◆ **WHAT THE TASK ASKS**
Your task is to locate every line holding the string "TradingView" and to copy each of them.

◆ **DATASET RECORDS**
>>>>

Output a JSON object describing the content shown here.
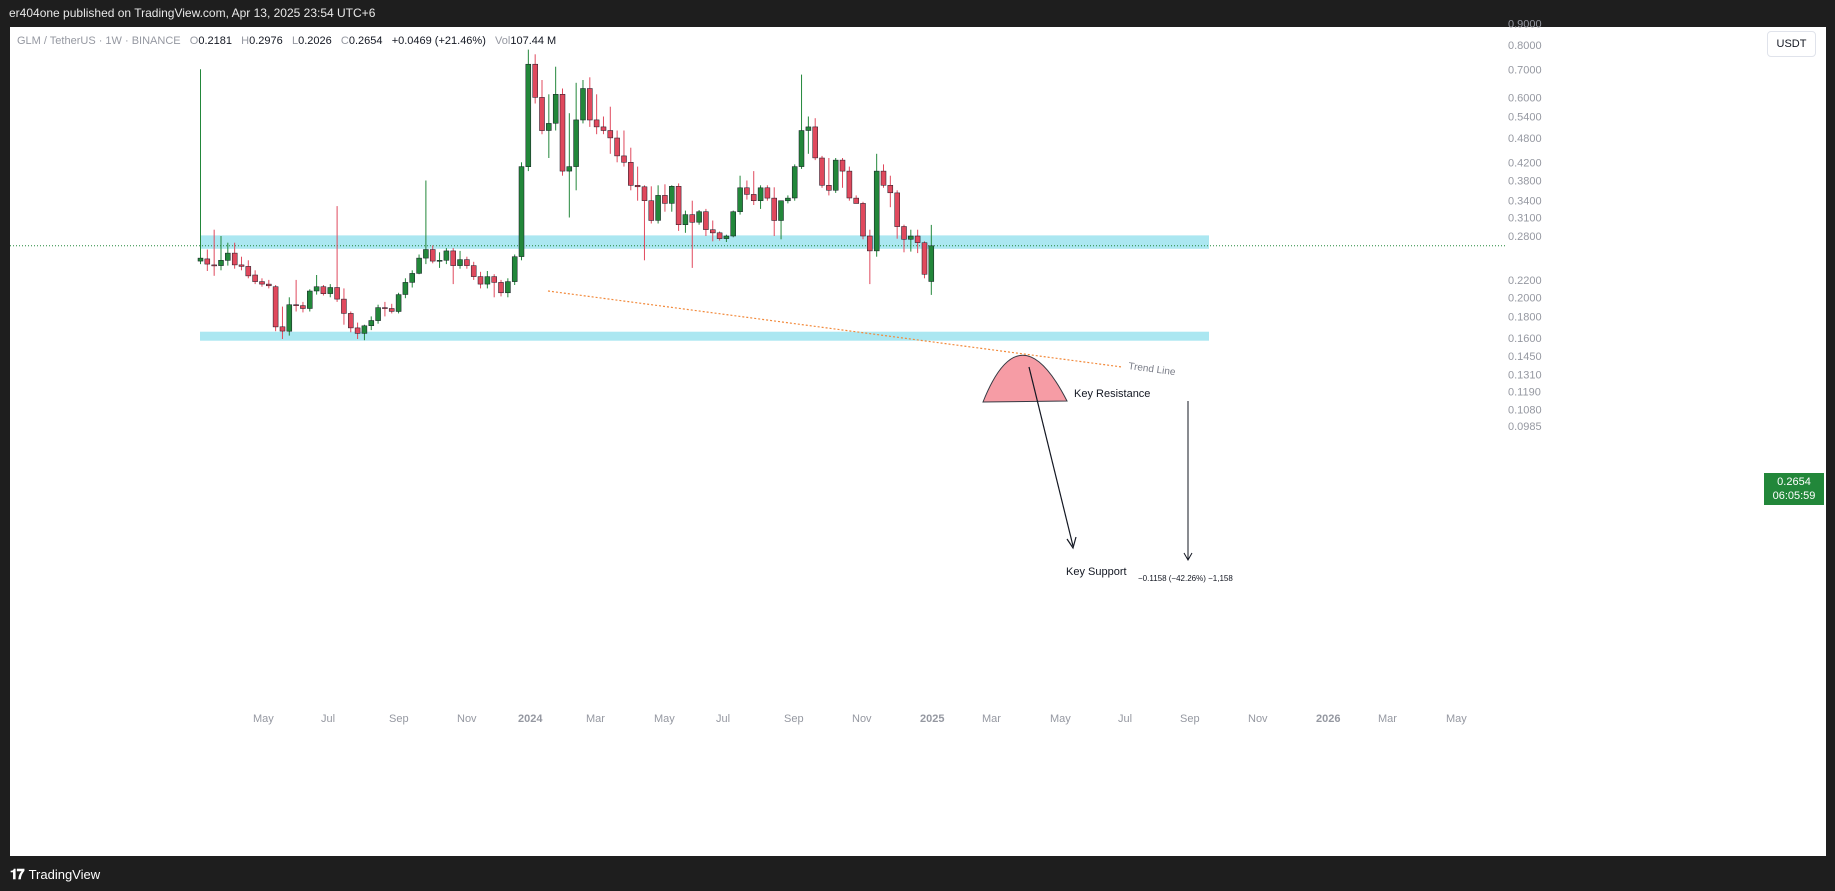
{
  "header": {
    "publisher_text": "er404one published on TradingView.com, Apr 13, 2025 23:54 UTC+6"
  },
  "legend": {
    "symbol": "GLM / TetherUS · 1W · BINANCE",
    "o_label": "O",
    "o_value": "0.2181",
    "h_label": "H",
    "h_value": "0.2976",
    "l_label": "L",
    "l_value": "0.2026",
    "c_label": "C",
    "c_value": "0.2654",
    "change": "+0.0469 (+21.46%)",
    "vol_label": "Vol",
    "vol_value": "107.44 M"
  },
  "currency_button": "USDT",
  "price_tag": {
    "price": "0.2654",
    "countdown": "06:05:59"
  },
  "footer": {
    "brand": "TradingView"
  },
  "annotations": {
    "trend_line": "Trend Line",
    "key_resistance": "Key Resistance",
    "key_support": "Key Support",
    "measure": "−0.1158 (−42.26%) −1,158"
  },
  "colors": {
    "up": "#22873a",
    "down": "#e0495d",
    "zone": "#a7e6f0",
    "trend": "#f28a3c",
    "dome": "#f58b96",
    "price_line": "#22873a"
  },
  "chart_data": {
    "type": "candlestick",
    "symbol": "GLM / TetherUS",
    "interval": "1W",
    "exchange": "BINANCE",
    "y_scale": "log",
    "y_ticks": [
      "0.9000",
      "0.8000",
      "0.7000",
      "0.6000",
      "0.5400",
      "0.4800",
      "0.4200",
      "0.3800",
      "0.3400",
      "0.3100",
      "0.2800",
      "0.2654",
      "0.2200",
      "0.2000",
      "0.1800",
      "0.1600",
      "0.1450",
      "0.1310",
      "0.1190",
      "0.1080",
      "0.0985"
    ],
    "x_ticks": [
      "May",
      "Jul",
      "Sep",
      "Nov",
      "2024",
      "Mar",
      "May",
      "Jul",
      "Sep",
      "Nov",
      "2025",
      "Mar",
      "May",
      "Jul",
      "Sep",
      "Nov",
      "2026",
      "Mar",
      "May"
    ],
    "last_price": 0.2654,
    "candles": [
      [
        0.244,
        0.7,
        0.24,
        0.248
      ],
      [
        0.247,
        0.26,
        0.231,
        0.24
      ],
      [
        0.239,
        0.29,
        0.225,
        0.238
      ],
      [
        0.238,
        0.28,
        0.232,
        0.245
      ],
      [
        0.245,
        0.27,
        0.238,
        0.255
      ],
      [
        0.255,
        0.27,
        0.234,
        0.239
      ],
      [
        0.239,
        0.25,
        0.232,
        0.237
      ],
      [
        0.237,
        0.245,
        0.222,
        0.225
      ],
      [
        0.226,
        0.232,
        0.215,
        0.218
      ],
      [
        0.218,
        0.222,
        0.212,
        0.215
      ],
      [
        0.215,
        0.22,
        0.21,
        0.213
      ],
      [
        0.212,
        0.214,
        0.166,
        0.17
      ],
      [
        0.17,
        0.19,
        0.159,
        0.166
      ],
      [
        0.166,
        0.2,
        0.162,
        0.192
      ],
      [
        0.192,
        0.22,
        0.185,
        0.191
      ],
      [
        0.191,
        0.195,
        0.184,
        0.188
      ],
      [
        0.188,
        0.209,
        0.185,
        0.207
      ],
      [
        0.207,
        0.226,
        0.203,
        0.212
      ],
      [
        0.212,
        0.214,
        0.202,
        0.204
      ],
      [
        0.204,
        0.215,
        0.2,
        0.211
      ],
      [
        0.211,
        0.33,
        0.195,
        0.198
      ],
      [
        0.198,
        0.21,
        0.172,
        0.183
      ],
      [
        0.183,
        0.185,
        0.165,
        0.169
      ],
      [
        0.169,
        0.174,
        0.159,
        0.164
      ],
      [
        0.164,
        0.172,
        0.158,
        0.171
      ],
      [
        0.171,
        0.18,
        0.167,
        0.176
      ],
      [
        0.176,
        0.192,
        0.173,
        0.189
      ],
      [
        0.189,
        0.195,
        0.18,
        0.188
      ],
      [
        0.188,
        0.193,
        0.183,
        0.185
      ],
      [
        0.185,
        0.205,
        0.183,
        0.203
      ],
      [
        0.203,
        0.222,
        0.199,
        0.217
      ],
      [
        0.217,
        0.232,
        0.211,
        0.228
      ],
      [
        0.228,
        0.253,
        0.227,
        0.248
      ],
      [
        0.248,
        0.38,
        0.24,
        0.26
      ],
      [
        0.26,
        0.266,
        0.241,
        0.244
      ],
      [
        0.244,
        0.256,
        0.235,
        0.245
      ],
      [
        0.245,
        0.262,
        0.24,
        0.258
      ],
      [
        0.258,
        0.262,
        0.215,
        0.238
      ],
      [
        0.238,
        0.258,
        0.234,
        0.246
      ],
      [
        0.246,
        0.25,
        0.234,
        0.238
      ],
      [
        0.238,
        0.243,
        0.22,
        0.224
      ],
      [
        0.224,
        0.23,
        0.21,
        0.215
      ],
      [
        0.215,
        0.231,
        0.21,
        0.224
      ],
      [
        0.224,
        0.227,
        0.2,
        0.217
      ],
      [
        0.217,
        0.22,
        0.201,
        0.205
      ],
      [
        0.205,
        0.222,
        0.2,
        0.218
      ],
      [
        0.218,
        0.253,
        0.214,
        0.25
      ],
      [
        0.25,
        0.42,
        0.245,
        0.41
      ],
      [
        0.41,
        0.78,
        0.4,
        0.72
      ],
      [
        0.72,
        0.76,
        0.58,
        0.6
      ],
      [
        0.6,
        0.66,
        0.49,
        0.5
      ],
      [
        0.5,
        0.61,
        0.43,
        0.52
      ],
      [
        0.52,
        0.71,
        0.5,
        0.61
      ],
      [
        0.61,
        0.63,
        0.39,
        0.4
      ],
      [
        0.4,
        0.55,
        0.31,
        0.41
      ],
      [
        0.41,
        0.65,
        0.36,
        0.53
      ],
      [
        0.53,
        0.66,
        0.52,
        0.63
      ],
      [
        0.63,
        0.67,
        0.51,
        0.53
      ],
      [
        0.53,
        0.61,
        0.49,
        0.51
      ],
      [
        0.51,
        0.54,
        0.49,
        0.5
      ],
      [
        0.5,
        0.57,
        0.44,
        0.48
      ],
      [
        0.48,
        0.5,
        0.42,
        0.435
      ],
      [
        0.435,
        0.5,
        0.41,
        0.42
      ],
      [
        0.42,
        0.455,
        0.36,
        0.37
      ],
      [
        0.37,
        0.41,
        0.34,
        0.367
      ],
      [
        0.367,
        0.37,
        0.245,
        0.34
      ],
      [
        0.34,
        0.368,
        0.3,
        0.305
      ],
      [
        0.305,
        0.37,
        0.3,
        0.35
      ],
      [
        0.35,
        0.372,
        0.32,
        0.335
      ],
      [
        0.335,
        0.37,
        0.32,
        0.368
      ],
      [
        0.368,
        0.374,
        0.288,
        0.298
      ],
      [
        0.298,
        0.322,
        0.285,
        0.315
      ],
      [
        0.315,
        0.34,
        0.235,
        0.302
      ],
      [
        0.302,
        0.323,
        0.298,
        0.32
      ],
      [
        0.32,
        0.325,
        0.28,
        0.29
      ],
      [
        0.29,
        0.305,
        0.272,
        0.285
      ],
      [
        0.285,
        0.287,
        0.273,
        0.276
      ],
      [
        0.276,
        0.282,
        0.271,
        0.28
      ],
      [
        0.28,
        0.322,
        0.278,
        0.32
      ],
      [
        0.32,
        0.39,
        0.315,
        0.365
      ],
      [
        0.365,
        0.38,
        0.342,
        0.352
      ],
      [
        0.352,
        0.4,
        0.332,
        0.34
      ],
      [
        0.34,
        0.37,
        0.325,
        0.365
      ],
      [
        0.365,
        0.37,
        0.34,
        0.345
      ],
      [
        0.345,
        0.366,
        0.28,
        0.305
      ],
      [
        0.305,
        0.34,
        0.275,
        0.34
      ],
      [
        0.34,
        0.35,
        0.335,
        0.345
      ],
      [
        0.345,
        0.415,
        0.34,
        0.41
      ],
      [
        0.41,
        0.68,
        0.405,
        0.5
      ],
      [
        0.5,
        0.54,
        0.44,
        0.51
      ],
      [
        0.51,
        0.535,
        0.425,
        0.43
      ],
      [
        0.43,
        0.435,
        0.365,
        0.37
      ],
      [
        0.37,
        0.43,
        0.35,
        0.36
      ],
      [
        0.36,
        0.43,
        0.355,
        0.425
      ],
      [
        0.425,
        0.43,
        0.365,
        0.4
      ],
      [
        0.4,
        0.41,
        0.34,
        0.345
      ],
      [
        0.345,
        0.35,
        0.34,
        0.335
      ],
      [
        0.335,
        0.338,
        0.275,
        0.28
      ],
      [
        0.28,
        0.29,
        0.215,
        0.258
      ],
      [
        0.258,
        0.44,
        0.25,
        0.4
      ],
      [
        0.4,
        0.415,
        0.365,
        0.37
      ],
      [
        0.37,
        0.39,
        0.328,
        0.355
      ],
      [
        0.355,
        0.36,
        0.276,
        0.295
      ],
      [
        0.295,
        0.298,
        0.256,
        0.275
      ],
      [
        0.275,
        0.29,
        0.257,
        0.28
      ],
      [
        0.28,
        0.29,
        0.255,
        0.27
      ],
      [
        0.27,
        0.272,
        0.222,
        0.227
      ],
      [
        0.2181,
        0.2976,
        0.2026,
        0.2654
      ]
    ]
  }
}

<<<<

◆ **WRITTEN ANSWER**
    "publisher_text": "er404one published on TradingView.com, Apr 13, 2025 23:54 UTC+6"
    "brand": "TradingView"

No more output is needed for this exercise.